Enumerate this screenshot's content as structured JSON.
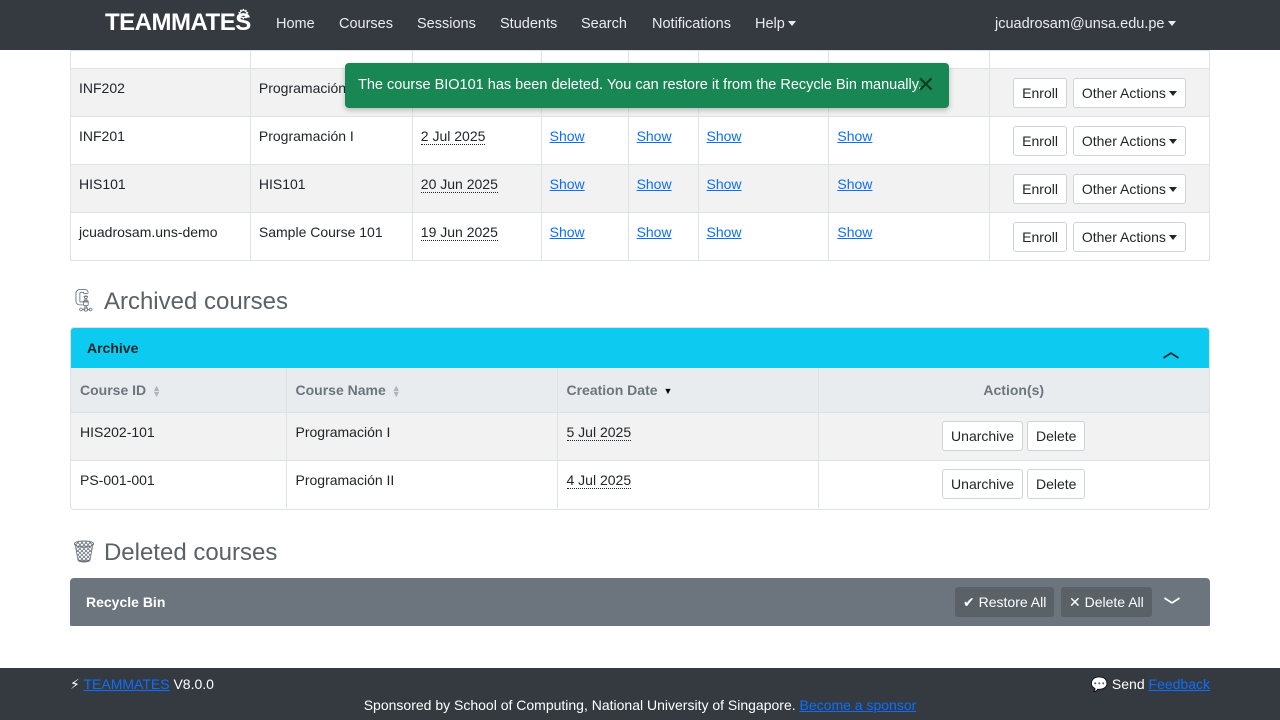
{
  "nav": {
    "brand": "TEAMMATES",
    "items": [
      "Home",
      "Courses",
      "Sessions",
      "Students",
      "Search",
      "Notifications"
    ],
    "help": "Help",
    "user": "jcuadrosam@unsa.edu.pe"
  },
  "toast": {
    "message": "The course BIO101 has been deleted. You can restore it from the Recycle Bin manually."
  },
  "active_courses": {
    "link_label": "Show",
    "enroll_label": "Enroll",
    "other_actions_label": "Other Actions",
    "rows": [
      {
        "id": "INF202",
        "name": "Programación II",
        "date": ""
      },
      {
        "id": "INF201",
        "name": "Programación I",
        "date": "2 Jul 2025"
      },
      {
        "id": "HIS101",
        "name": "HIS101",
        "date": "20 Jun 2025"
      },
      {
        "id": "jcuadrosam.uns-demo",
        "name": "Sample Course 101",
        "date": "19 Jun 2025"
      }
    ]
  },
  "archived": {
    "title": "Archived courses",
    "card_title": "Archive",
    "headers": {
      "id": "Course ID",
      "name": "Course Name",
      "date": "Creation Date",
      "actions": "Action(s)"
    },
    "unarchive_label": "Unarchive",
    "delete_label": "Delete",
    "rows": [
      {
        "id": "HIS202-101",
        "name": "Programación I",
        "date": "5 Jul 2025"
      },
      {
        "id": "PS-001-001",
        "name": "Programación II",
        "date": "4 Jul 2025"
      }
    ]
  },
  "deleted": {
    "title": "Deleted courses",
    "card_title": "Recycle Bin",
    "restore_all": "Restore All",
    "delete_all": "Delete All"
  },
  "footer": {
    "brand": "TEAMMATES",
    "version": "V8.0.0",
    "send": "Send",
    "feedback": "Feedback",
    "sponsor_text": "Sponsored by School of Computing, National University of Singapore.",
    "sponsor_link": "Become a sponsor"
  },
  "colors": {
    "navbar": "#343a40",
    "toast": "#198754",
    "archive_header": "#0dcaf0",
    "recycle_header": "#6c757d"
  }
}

++++

Write the entries above out again exactly, but not the pictures.

- _Response below_:
Enumerate this screenshot's content as structured JSON.
{
  "nav": {
    "brand": "TEAMMATES",
    "items": [
      "Home",
      "Courses",
      "Sessions",
      "Students",
      "Search",
      "Notifications"
    ],
    "help": "Help",
    "user": "jcuadrosam@unsa.edu.pe"
  },
  "toast": {
    "message": "The course BIO101 has been deleted. You can restore it from the Recycle Bin manually."
  },
  "active_courses": {
    "link_label": "Show",
    "enroll_label": "Enroll",
    "other_actions_label": "Other Actions",
    "rows": [
      {
        "id": "INF202",
        "name": "Programación II",
        "date": ""
      },
      {
        "id": "INF201",
        "name": "Programación I",
        "date": "2 Jul 2025"
      },
      {
        "id": "HIS101",
        "name": "HIS101",
        "date": "20 Jun 2025"
      },
      {
        "id": "jcuadrosam.uns-demo",
        "name": "Sample Course 101",
        "date": "19 Jun 2025"
      }
    ]
  },
  "archived": {
    "title": "Archived courses",
    "card_title": "Archive",
    "headers": {
      "id": "Course ID",
      "name": "Course Name",
      "date": "Creation Date",
      "actions": "Action(s)"
    },
    "unarchive_label": "Unarchive",
    "delete_label": "Delete",
    "rows": [
      {
        "id": "HIS202-101",
        "name": "Programación I",
        "date": "5 Jul 2025"
      },
      {
        "id": "PS-001-001",
        "name": "Programación II",
        "date": "4 Jul 2025"
      }
    ]
  },
  "deleted": {
    "title": "Deleted courses",
    "card_title": "Recycle Bin",
    "restore_all": "Restore All",
    "delete_all": "Delete All"
  },
  "footer": {
    "brand": "TEAMMATES",
    "version": "V8.0.0",
    "send": "Send",
    "feedback": "Feedback",
    "sponsor_text": "Sponsored by School of Computing, National University of Singapore.",
    "sponsor_link": "Become a sponsor"
  },
  "colors": {
    "navbar": "#343a40",
    "toast": "#198754",
    "archive_header": "#0dcaf0",
    "recycle_header": "#6c757d"
  }
}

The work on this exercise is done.